- **TEXT EXTRACT**:
┌──
This is why I don't trust the internet. This says Gracenote is a subsidiary of Tribune: http://en.wikipedia.org/wiki/Gracenote. Then this says Tribune merged with Gracenote under the Gracenote name: http://en.wikipedia.org/wiki/Tribune_Media_Services . Maybe I'll stick with Tribune since TMS is easier to remember. Now, where's my Kleenex?


----------



## lpwcomp (May 6, 2002)

You left the ® off of Kleenex®.

It's not really the internet that is the problem, it's Wiki.

Try this instead. That's the article that I quoted. OTOH, that article is from a year ago. OTGH, the official Gracenote website says that it is a subsidiary of Tribune Media Company.


----------



## tlgrooms (Feb 19, 2015)

Well tried to contact Gracenote, Tribune, Zap2It, and ME-TV. No one from any of them even responded to my emails and request for assistance. Tivo did again. It has been 42 days and counting since I first requested help through Tivo. Guess it's about time to give up. Tivo did give me an extra 30 days to decide about keeping the service but since they can't fix their guide (which is why I am paying them $15 a month) might as well drop them.


----------



## Bucket73521 (Apr 29, 2017)

I just bought a TiVo roamio ota with life time subscription connected and followed setup, pretty simple. Guide has approximately 60 channels in list. Some show 70 signal strength but no picture, 20 - 30 have no signal. Several have program to be announced and the three connections, power, antenna cable, Ethernet cable,. Connected Friday and ran channel scan. I would like to see what I get and set to record before I scroll and find a program to watch live. Reminds me of the sixtys.


----------



## HerronScott (Jan 1, 2002)

First step would be to uncheck channels that you don't/shouldn't receive. Second step for channels that you do receive but which have no guide data (TBA), submit a lineup issue to TiVo so they are added to your lineup for the guide data.

Scott


----------



## V7Goose (May 28, 2005)

Unfortunately, the current state of the TiVo/Bad Rovi company and their idiot decisions about what crap they are stuffing in the channel lineups makes if very difficult for most new users to start using a TiVo product. 90% of that crap in your lineup does not actually apply to you, and the TiVo setup absolutely does NOT properly identify and select any channels that you do receive.
└──
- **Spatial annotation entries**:
┌──
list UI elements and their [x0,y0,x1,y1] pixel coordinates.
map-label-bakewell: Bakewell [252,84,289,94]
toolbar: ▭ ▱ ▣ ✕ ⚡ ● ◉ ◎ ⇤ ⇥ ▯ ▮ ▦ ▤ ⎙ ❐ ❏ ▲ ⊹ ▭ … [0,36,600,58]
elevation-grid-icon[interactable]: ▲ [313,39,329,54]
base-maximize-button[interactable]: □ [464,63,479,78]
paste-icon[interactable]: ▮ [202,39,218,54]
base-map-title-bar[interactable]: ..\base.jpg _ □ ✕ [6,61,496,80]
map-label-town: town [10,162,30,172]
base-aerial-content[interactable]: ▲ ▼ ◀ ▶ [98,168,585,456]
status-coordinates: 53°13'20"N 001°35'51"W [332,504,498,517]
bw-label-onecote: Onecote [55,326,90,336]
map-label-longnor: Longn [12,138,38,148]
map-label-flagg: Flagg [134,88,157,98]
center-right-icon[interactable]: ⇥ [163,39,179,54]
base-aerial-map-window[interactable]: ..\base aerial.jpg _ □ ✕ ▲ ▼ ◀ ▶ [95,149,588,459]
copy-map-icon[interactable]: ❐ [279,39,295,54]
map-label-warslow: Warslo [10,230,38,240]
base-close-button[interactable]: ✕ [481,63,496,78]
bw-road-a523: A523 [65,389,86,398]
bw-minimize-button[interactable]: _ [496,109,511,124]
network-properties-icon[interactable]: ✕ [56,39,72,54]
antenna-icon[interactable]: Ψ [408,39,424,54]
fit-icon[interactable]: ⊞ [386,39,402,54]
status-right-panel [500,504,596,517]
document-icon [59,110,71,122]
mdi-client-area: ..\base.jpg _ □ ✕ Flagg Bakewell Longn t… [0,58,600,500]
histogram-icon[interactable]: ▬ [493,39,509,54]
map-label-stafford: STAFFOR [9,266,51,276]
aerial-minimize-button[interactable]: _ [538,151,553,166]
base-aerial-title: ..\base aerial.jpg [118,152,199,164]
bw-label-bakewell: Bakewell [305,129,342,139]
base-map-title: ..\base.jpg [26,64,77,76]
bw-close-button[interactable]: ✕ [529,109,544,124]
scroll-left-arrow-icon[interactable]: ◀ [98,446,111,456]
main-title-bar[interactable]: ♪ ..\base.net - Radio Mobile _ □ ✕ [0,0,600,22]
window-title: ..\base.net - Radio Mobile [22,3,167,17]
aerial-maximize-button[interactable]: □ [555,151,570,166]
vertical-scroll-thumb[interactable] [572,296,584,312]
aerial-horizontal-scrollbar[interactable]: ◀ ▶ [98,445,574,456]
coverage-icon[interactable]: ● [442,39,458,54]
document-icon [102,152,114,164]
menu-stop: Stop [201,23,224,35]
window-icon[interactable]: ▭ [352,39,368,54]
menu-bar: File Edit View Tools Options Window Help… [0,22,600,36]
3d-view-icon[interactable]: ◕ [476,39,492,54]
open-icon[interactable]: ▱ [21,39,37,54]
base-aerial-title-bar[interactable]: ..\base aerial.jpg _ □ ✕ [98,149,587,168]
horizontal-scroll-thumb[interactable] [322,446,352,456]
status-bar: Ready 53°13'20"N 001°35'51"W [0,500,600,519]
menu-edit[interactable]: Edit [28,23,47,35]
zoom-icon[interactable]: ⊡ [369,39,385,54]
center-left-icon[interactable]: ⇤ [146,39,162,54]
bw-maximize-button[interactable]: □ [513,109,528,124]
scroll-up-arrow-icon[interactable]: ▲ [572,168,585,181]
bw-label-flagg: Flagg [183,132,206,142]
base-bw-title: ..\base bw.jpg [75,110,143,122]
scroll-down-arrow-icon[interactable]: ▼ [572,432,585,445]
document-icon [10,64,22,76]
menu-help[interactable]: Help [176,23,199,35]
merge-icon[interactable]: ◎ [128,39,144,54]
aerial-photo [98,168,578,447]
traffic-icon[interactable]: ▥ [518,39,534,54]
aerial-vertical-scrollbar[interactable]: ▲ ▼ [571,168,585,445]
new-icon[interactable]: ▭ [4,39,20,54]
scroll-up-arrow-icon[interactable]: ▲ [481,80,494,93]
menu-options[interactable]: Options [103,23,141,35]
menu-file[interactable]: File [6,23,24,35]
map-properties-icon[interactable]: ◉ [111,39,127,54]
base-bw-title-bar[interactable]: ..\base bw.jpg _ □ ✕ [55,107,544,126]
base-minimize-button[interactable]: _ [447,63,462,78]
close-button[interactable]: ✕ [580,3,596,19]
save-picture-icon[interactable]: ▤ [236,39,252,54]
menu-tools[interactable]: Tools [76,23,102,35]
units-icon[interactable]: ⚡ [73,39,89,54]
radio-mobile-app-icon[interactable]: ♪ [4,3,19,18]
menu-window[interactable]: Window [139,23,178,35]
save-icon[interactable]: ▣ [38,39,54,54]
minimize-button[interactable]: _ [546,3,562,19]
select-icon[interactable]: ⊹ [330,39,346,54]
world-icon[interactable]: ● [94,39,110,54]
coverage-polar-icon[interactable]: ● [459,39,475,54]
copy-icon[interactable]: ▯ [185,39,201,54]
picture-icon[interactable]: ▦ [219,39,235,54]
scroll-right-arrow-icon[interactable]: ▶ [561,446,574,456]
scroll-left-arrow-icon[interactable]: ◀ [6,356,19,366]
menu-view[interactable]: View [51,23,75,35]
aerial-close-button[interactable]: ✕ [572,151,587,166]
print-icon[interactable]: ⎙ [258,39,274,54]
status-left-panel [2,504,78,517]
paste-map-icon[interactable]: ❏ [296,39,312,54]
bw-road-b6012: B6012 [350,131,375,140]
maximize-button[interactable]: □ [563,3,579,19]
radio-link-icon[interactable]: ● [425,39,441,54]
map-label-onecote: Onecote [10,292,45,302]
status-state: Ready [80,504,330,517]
└──
┌──
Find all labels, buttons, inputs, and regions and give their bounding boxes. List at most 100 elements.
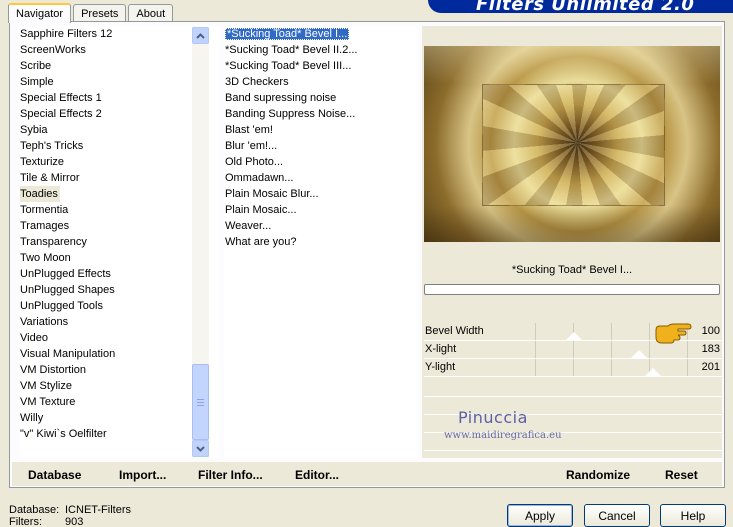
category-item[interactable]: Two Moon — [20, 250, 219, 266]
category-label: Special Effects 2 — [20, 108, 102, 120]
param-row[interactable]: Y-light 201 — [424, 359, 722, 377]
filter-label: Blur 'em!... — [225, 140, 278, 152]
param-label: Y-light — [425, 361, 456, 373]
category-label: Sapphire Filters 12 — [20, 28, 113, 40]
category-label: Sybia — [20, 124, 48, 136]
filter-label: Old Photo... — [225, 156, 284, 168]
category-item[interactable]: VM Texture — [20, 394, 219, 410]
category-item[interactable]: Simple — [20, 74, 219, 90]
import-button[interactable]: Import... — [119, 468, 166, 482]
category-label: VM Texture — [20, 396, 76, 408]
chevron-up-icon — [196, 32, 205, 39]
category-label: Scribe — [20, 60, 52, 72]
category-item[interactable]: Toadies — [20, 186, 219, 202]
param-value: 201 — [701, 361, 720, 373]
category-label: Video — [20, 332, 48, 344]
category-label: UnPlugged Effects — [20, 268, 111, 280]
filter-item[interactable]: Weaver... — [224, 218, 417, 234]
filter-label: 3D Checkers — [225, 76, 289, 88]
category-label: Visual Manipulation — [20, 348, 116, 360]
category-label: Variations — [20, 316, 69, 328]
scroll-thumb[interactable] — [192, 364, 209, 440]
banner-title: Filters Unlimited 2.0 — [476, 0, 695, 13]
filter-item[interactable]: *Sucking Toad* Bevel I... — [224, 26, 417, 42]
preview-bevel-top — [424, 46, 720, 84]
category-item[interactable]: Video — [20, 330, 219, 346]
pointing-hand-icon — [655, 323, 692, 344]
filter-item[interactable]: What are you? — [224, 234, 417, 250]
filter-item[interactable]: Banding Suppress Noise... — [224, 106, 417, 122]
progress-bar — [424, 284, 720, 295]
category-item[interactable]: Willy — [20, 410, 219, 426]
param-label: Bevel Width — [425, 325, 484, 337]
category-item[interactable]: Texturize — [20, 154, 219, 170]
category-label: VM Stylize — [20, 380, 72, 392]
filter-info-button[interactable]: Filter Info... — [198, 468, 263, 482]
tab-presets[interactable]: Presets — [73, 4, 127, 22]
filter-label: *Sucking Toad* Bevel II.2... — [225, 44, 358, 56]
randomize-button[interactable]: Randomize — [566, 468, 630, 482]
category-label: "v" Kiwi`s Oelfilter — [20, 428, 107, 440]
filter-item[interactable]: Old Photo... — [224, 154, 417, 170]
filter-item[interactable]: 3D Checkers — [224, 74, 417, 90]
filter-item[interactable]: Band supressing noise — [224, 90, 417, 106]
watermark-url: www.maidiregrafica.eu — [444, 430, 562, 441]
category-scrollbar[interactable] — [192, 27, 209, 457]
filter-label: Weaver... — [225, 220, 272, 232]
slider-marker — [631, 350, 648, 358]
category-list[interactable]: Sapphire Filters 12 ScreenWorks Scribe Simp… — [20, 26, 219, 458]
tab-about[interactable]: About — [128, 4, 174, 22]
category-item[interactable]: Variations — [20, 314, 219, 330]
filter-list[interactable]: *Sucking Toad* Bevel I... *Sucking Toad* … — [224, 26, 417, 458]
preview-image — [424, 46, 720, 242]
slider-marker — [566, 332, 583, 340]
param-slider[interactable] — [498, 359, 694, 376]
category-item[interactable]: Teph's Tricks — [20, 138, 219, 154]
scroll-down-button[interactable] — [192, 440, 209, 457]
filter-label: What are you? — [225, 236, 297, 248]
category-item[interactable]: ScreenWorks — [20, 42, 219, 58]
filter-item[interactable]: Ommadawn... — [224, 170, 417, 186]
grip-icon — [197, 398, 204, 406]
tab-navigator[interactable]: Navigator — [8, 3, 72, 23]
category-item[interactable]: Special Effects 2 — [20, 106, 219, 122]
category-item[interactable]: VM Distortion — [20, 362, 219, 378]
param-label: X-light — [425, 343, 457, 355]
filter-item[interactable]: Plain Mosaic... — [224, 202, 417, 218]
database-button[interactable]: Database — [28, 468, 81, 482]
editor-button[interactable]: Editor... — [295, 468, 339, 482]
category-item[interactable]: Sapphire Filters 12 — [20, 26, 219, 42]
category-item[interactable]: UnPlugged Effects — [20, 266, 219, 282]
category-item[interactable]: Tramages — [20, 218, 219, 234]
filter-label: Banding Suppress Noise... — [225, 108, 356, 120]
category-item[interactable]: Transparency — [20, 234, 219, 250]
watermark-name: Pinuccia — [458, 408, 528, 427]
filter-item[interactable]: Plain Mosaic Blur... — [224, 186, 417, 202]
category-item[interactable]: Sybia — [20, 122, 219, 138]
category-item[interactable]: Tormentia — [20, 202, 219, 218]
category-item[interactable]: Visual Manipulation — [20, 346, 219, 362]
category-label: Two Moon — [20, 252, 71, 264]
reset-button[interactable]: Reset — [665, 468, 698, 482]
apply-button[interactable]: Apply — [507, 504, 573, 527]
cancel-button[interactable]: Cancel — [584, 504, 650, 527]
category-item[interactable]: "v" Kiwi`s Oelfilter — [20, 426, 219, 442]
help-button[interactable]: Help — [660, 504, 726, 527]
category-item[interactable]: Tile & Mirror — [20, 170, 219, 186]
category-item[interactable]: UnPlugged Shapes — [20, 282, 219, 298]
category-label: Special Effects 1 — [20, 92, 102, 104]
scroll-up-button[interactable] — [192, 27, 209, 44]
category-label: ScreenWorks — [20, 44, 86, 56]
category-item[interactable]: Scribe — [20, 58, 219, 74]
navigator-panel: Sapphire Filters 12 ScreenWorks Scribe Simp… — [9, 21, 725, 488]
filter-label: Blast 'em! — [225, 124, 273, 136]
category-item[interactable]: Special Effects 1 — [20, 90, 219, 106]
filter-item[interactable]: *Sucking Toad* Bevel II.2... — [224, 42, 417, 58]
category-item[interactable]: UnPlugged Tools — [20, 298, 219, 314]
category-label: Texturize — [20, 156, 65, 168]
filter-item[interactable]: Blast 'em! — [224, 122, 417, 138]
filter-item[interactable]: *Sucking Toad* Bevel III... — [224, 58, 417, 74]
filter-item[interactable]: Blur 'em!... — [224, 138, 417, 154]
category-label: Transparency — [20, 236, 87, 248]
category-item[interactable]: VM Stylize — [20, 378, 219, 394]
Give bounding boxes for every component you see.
└──
┌──
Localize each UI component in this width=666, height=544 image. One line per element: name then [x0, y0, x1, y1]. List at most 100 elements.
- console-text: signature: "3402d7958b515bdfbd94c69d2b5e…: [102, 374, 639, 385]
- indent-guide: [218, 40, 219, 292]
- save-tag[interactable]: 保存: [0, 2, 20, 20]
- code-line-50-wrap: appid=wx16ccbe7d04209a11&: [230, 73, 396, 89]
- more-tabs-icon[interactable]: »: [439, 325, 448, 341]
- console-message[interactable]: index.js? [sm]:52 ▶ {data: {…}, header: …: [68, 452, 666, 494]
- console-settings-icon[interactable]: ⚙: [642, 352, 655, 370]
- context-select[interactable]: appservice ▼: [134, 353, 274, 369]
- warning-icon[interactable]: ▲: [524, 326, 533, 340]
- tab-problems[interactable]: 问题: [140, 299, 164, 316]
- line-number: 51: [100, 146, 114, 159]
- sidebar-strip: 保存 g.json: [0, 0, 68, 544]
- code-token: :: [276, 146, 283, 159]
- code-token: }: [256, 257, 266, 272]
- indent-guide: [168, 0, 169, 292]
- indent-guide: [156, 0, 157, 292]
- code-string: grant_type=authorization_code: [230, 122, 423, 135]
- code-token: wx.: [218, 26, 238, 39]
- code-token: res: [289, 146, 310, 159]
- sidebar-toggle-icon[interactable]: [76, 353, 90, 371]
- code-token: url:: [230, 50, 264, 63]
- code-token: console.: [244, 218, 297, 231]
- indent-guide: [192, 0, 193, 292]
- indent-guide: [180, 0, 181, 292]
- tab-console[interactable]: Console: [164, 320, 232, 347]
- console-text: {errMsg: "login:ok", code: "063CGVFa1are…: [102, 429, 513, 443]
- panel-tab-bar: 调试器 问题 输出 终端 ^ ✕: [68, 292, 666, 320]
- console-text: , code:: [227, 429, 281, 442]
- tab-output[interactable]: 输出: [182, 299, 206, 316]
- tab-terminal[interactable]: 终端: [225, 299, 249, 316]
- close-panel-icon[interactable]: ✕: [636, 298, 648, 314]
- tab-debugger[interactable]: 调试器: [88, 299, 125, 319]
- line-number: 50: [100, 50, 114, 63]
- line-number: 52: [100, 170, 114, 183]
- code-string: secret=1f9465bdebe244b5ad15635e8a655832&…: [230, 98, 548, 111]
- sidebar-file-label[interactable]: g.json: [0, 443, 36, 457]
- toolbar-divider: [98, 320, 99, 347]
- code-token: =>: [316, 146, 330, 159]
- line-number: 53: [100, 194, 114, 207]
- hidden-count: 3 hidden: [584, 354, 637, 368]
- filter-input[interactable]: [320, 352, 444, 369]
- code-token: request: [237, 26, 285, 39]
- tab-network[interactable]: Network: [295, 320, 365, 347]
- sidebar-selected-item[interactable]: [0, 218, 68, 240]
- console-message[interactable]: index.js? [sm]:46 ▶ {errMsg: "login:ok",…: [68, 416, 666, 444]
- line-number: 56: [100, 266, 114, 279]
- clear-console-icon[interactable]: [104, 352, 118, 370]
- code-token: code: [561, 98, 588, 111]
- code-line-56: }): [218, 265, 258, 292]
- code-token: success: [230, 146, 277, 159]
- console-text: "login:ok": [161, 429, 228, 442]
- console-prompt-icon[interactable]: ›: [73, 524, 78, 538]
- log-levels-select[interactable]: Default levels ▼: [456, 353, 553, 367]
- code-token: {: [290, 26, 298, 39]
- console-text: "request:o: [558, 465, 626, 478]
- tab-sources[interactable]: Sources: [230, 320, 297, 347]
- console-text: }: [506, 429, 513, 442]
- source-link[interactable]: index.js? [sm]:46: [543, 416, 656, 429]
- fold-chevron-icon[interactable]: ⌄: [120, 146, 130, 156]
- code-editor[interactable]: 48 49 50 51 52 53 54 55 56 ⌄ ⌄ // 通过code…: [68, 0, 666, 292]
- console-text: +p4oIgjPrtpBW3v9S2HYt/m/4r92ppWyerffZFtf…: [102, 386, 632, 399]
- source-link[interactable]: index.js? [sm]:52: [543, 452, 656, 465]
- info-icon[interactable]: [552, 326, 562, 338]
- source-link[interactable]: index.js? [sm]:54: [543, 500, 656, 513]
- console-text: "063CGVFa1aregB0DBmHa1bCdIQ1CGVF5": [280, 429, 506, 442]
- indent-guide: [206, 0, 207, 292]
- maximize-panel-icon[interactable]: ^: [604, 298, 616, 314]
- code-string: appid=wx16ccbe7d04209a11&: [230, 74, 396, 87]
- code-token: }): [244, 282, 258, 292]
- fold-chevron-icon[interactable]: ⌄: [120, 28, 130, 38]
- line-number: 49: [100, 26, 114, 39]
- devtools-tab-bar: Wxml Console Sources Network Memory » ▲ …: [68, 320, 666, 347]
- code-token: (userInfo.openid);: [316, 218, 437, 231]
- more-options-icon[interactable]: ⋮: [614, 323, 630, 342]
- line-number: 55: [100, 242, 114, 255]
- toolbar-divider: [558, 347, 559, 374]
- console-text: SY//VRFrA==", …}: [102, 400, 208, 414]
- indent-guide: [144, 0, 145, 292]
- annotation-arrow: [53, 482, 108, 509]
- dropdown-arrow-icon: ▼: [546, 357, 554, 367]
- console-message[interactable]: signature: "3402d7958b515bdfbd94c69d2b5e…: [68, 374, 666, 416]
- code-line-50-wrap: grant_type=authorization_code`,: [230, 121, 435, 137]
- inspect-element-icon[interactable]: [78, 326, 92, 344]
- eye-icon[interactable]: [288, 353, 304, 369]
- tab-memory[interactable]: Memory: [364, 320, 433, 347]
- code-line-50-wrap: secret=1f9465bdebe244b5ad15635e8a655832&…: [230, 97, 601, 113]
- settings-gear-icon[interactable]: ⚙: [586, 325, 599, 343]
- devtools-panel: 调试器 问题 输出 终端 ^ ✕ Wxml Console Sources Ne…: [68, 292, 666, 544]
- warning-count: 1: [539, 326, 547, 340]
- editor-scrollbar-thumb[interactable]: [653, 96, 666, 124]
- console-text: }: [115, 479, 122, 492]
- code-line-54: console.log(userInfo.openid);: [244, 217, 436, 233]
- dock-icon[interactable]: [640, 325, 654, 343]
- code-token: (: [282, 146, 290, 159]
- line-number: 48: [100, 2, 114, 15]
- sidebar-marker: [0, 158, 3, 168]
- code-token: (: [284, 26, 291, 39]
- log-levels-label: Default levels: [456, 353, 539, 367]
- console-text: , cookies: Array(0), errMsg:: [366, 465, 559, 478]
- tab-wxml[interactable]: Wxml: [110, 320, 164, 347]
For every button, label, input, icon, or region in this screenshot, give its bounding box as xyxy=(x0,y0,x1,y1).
└──
Continue the forum discussion about TiVo channel lineups and guide data, beginning directly after its final sentence.

If you do not already KNOW what OTA channels you should have available, start by connecting your antenna to a TV and doing the channel scan there WITHOUT using the TiVo. Write down all the channels that the TV can display, then use that list to find them in the TiVo. Make sure no other channels are selected in the TiVo channel list. Once you finally get it set up properly, you will find that it is a great product (and not like the "sixtiys" at all).


----------



## RoamioPete (Apr 3, 2017)

Strange, when I got my Roamio OTA here recently, my setup was super slick and easy. It found all the channels our town offers, within an hour or so the guide data and all other info populated and once I learned how to edit my channel list, I was good to go. Been up and running with no issues since (going on 2 months)


----------



## Bucket73521 (Apr 29, 2017)

HerronScott said:


> First step would be to uncheck channels that you don't/shouldn't receive. Second step for channels that you do receive but which have no guide data (TBA), submit a lineup issue to TiVo so they are added to your lineup for the guide data.
> 
> Scott


 Thank you for this info. Guess someone missed the conflict. Display channel 5 physical channel 18 ABC 30 miles los k18hx at 295°.
Display channel 10 physical channel 18 PBS 42 miles los k18iz at 125°. The ABC has a strong signal 68 with peak 72. PBS is weak at 28 peak 32. With one antenna pointed at 295° I get ABC. With one antenna pointed at 125° I still don't get pbs, execpt the occasional blink I believe is called pixelation. I'm not trying to receive that PBS channel. My PBS channel display 12, k19aa physical 19 only 6 miles at 195° with 37 nm (db). K18hx has 16.6 nm as compared to k18iz with 4.0 nm. These numbers are from tvfool at my location. South West Oklahoma.


----------



## V7Goose (May 28, 2005)

RoamioPete said:


> Strange, when I got my Roamio OTA here recently, my setup was super slick and easy. It found all the channels our town offers, within an hour or so the guide data and all other info populated and once I learned how to edit my channel list, I was good to go. Been up and running with no issues since (going on 2 months)


I am very happy for you, that you got LUCKY. I can assure you that many of us have seen extreme issues!

When I run Guided Setup on my Bolt (same results with old S3 boxes too), my channel list has a total of 205 entries, of those, 33 are autojokingly selected by TiVo setup, and of those 33, only 10 of them are channels that I actually receive. There are 6 other channels that I actually do receive that are NOT selected during setup.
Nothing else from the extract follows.